## EXERCISE PROMPT
Would you repeat the listing exactly but omit every picture?

-----

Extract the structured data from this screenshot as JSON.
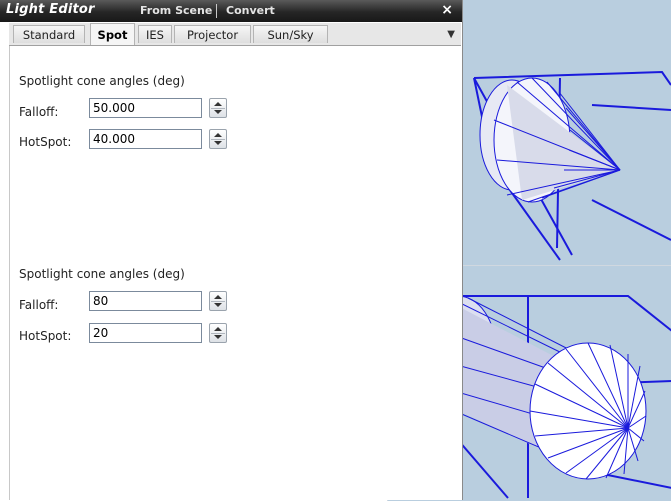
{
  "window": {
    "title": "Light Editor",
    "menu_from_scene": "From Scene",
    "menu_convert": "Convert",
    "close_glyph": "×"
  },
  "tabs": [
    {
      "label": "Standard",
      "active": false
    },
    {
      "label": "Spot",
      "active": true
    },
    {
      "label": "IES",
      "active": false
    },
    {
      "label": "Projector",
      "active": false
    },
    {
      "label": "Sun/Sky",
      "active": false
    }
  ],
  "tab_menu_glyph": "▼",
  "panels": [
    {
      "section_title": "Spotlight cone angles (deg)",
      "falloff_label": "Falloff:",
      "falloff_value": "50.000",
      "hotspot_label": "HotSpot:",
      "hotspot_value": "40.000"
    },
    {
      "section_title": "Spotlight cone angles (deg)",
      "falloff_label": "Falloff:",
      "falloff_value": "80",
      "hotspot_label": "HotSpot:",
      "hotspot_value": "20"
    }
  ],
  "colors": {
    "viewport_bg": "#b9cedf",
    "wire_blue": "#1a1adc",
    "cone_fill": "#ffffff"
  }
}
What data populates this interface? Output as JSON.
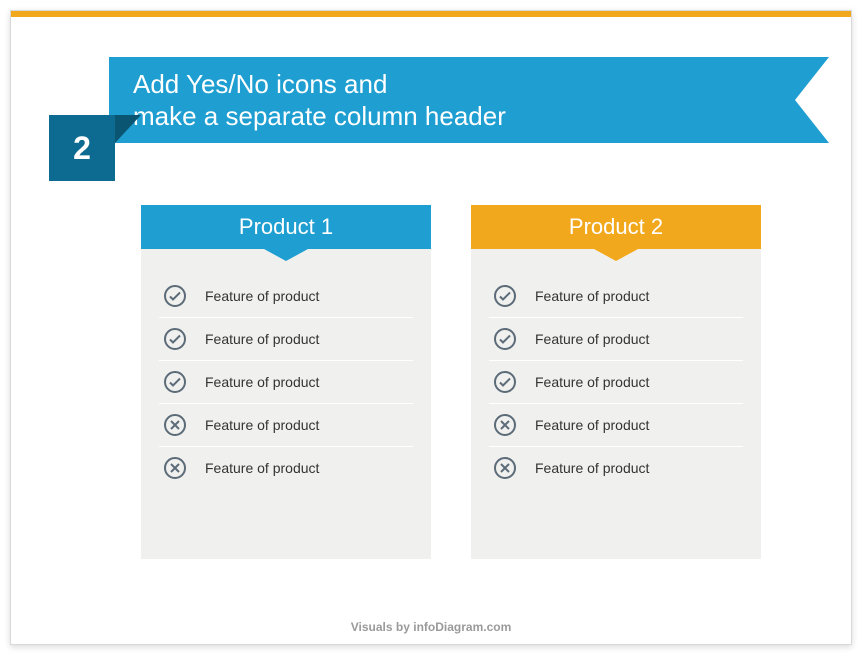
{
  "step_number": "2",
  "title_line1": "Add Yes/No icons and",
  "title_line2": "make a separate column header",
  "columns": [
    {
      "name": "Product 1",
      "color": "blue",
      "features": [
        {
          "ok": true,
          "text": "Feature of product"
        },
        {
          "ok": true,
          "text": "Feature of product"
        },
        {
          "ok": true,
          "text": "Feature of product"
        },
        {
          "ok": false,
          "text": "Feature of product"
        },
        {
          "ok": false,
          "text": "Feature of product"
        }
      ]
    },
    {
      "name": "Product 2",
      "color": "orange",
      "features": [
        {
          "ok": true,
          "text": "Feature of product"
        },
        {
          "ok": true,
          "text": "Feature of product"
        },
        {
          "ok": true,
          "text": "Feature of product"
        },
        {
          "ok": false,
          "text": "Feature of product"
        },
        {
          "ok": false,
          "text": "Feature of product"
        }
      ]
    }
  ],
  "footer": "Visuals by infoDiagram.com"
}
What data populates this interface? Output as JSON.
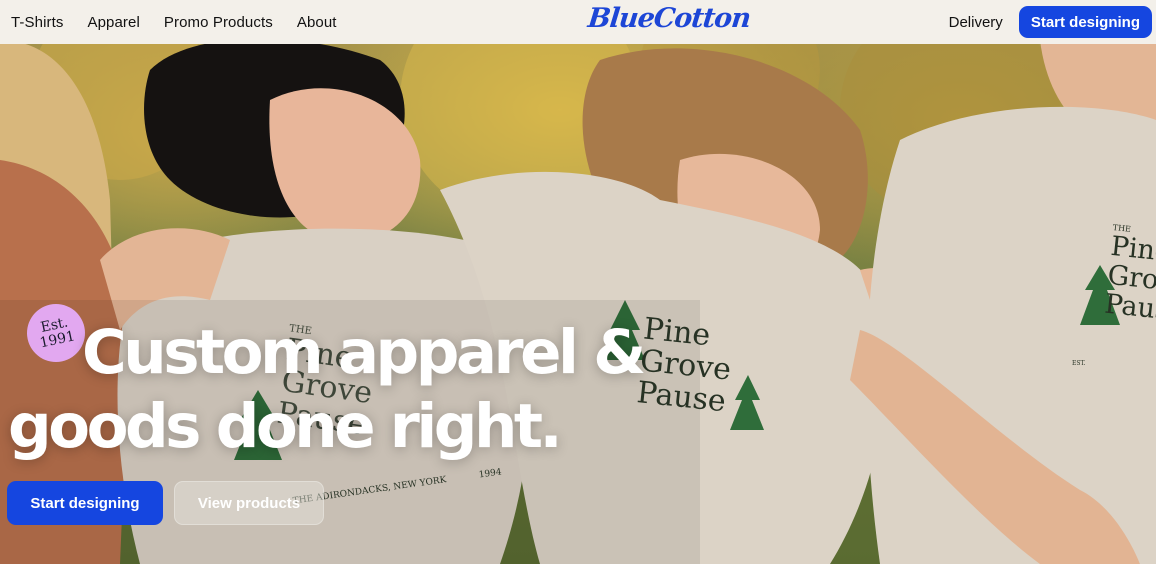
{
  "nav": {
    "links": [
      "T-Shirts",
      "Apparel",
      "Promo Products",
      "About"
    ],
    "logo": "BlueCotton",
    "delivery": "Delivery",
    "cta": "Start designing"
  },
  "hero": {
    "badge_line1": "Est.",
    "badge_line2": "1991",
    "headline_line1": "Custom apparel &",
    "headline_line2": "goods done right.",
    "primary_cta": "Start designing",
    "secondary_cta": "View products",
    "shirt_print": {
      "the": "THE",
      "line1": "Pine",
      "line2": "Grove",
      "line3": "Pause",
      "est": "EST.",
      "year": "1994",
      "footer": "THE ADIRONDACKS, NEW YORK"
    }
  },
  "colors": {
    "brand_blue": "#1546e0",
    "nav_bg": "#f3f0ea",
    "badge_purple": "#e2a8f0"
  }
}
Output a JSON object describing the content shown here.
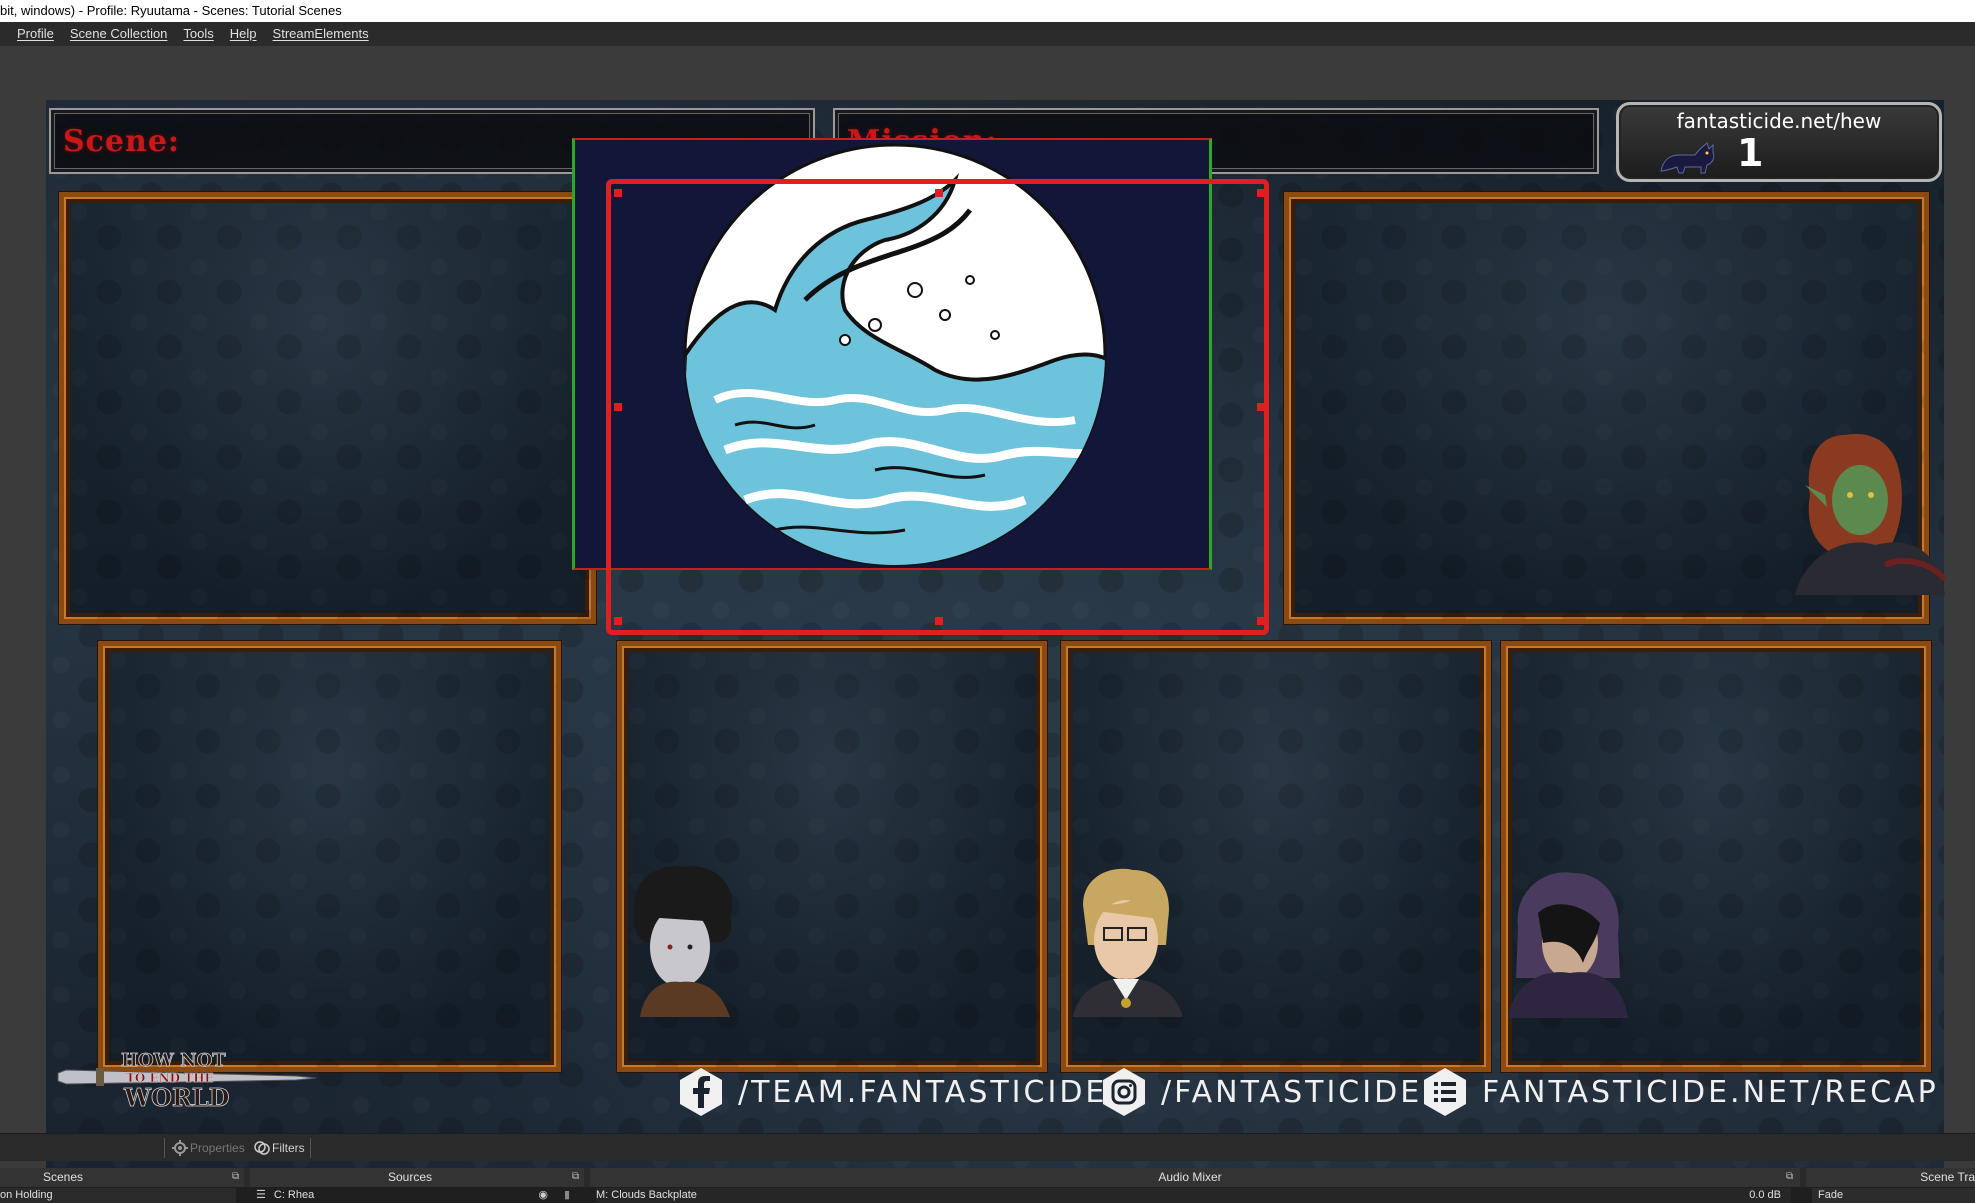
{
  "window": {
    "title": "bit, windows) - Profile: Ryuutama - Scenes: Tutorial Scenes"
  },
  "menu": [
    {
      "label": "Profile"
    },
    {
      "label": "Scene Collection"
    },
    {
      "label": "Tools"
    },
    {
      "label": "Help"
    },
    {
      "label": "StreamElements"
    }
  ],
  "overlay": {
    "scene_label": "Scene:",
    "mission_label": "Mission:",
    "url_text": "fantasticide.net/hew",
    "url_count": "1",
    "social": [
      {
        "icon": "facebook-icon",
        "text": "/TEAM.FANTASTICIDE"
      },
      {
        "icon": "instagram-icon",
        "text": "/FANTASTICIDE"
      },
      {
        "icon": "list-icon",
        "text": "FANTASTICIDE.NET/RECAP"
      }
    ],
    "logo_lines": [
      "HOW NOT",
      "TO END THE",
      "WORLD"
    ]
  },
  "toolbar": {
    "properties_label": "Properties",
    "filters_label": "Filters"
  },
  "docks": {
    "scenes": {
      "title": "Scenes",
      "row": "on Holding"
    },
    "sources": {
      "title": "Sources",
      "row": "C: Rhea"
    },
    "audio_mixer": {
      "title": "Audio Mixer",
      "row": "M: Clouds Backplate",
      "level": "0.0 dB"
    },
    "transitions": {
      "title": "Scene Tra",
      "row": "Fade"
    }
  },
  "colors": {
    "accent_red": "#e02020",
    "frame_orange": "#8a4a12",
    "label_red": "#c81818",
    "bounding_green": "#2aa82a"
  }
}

-----

## TASK ANSWER
Extract the structured data from this screenshot as JSON.
{
  "window": {
    "title": "Light Editor",
    "menu_from_scene": "From Scene",
    "menu_convert": "Convert",
    "close_glyph": "×"
  },
  "tabs": [
    {
      "label": "Standard",
      "active": false
    },
    {
      "label": "Spot",
      "active": true
    },
    {
      "label": "IES",
      "active": false
    },
    {
      "label": "Projector",
      "active": false
    },
    {
      "label": "Sun/Sky",
      "active": false
    }
  ],
  "tab_menu_glyph": "▼",
  "panels": [
    {
      "section_title": "Spotlight cone angles (deg)",
      "falloff_label": "Falloff:",
      "falloff_value": "50.000",
      "hotspot_label": "HotSpot:",
      "hotspot_value": "40.000"
    },
    {
      "section_title": "Spotlight cone angles (deg)",
      "falloff_label": "Falloff:",
      "falloff_value": "80",
      "hotspot_label": "HotSpot:",
      "hotspot_value": "20"
    }
  ],
  "colors": {
    "viewport_bg": "#b9cedf",
    "wire_blue": "#1a1adc",
    "cone_fill": "#ffffff"
  }
}
What data populates this interface? Output as JSON.
{
  "step_number": "2",
  "title_line1": "Add Yes/No icons and",
  "title_line2": "make a separate column header",
  "columns": [
    {
      "name": "Product 1",
      "color": "blue",
      "features": [
        {
          "ok": true,
          "text": "Feature of product"
        },
        {
          "ok": true,
          "text": "Feature of product"
        },
        {
          "ok": true,
          "text": "Feature of product"
        },
        {
          "ok": false,
          "text": "Feature of product"
        },
        {
          "ok": false,
          "text": "Feature of product"
        }
      ]
    },
    {
      "name": "Product 2",
      "color": "orange",
      "features": [
        {
          "ok": true,
          "text": "Feature of product"
        },
        {
          "ok": true,
          "text": "Feature of product"
        },
        {
          "ok": true,
          "text": "Feature of product"
        },
        {
          "ok": false,
          "text": "Feature of product"
        },
        {
          "ok": false,
          "text": "Feature of product"
        }
      ]
    }
  ],
  "footer": "Visuals by infoDiagram.com"
}
What data populates this interface? Output as JSON.
{
  "nav": {
    "links": [
      "T-Shirts",
      "Apparel",
      "Promo Products",
      "About"
    ],
    "logo": "BlueCotton",
    "delivery": "Delivery",
    "cta": "Start designing"
  },
  "hero": {
    "badge_line1": "Est.",
    "badge_line2": "1991",
    "headline_line1": "Custom apparel &",
    "headline_line2": "goods done right.",
    "primary_cta": "Start designing",
    "secondary_cta": "View products",
    "shirt_print": {
      "the": "THE",
      "line1": "Pine",
      "line2": "Grove",
      "line3": "Pause",
      "est": "EST.",
      "year": "1994",
      "footer": "THE ADIRONDACKS, NEW YORK"
    }
  },
  "colors": {
    "brand_blue": "#1546e0",
    "nav_bg": "#f3f0ea",
    "badge_purple": "#e2a8f0"
  }
}
Output a JSON object describing the content shown here.
{
  "window": {
    "title": "bit, windows) - Profile: Ryuutama - Scenes: Tutorial Scenes"
  },
  "menu": [
    {
      "label": "Profile"
    },
    {
      "label": "Scene Collection"
    },
    {
      "label": "Tools"
    },
    {
      "label": "Help"
    },
    {
      "label": "StreamElements"
    }
  ],
  "overlay": {
    "scene_label": "Scene:",
    "mission_label": "Mission:",
    "url_text": "fantasticide.net/hew",
    "url_count": "1",
    "social": [
      {
        "icon": "facebook-icon",
        "text": "/TEAM.FANTASTICIDE"
      },
      {
        "icon": "instagram-icon",
        "text": "/FANTASTICIDE"
      },
      {
        "icon": "list-icon",
        "text": "FANTASTICIDE.NET/RECAP"
      }
    ],
    "logo_lines": [
      "HOW NOT",
      "TO END THE",
      "WORLD"
    ]
  },
  "toolbar": {
    "properties_label": "Properties",
    "filters_label": "Filters"
  },
  "docks": {
    "scenes": {
      "title": "Scenes",
      "row": "on Holding"
    },
    "sources": {
      "title": "Sources",
      "row": "C: Rhea"
    },
    "audio_mixer": {
      "title": "Audio Mixer",
      "row": "M: Clouds Backplate",
      "level": "0.0 dB"
    },
    "transitions": {
      "title": "Scene Tra",
      "row": "Fade"
    }
  },
  "colors": {
    "accent_red": "#e02020",
    "frame_orange": "#8a4a12",
    "label_red": "#c81818",
    "bounding_green": "#2aa82a"
  }
}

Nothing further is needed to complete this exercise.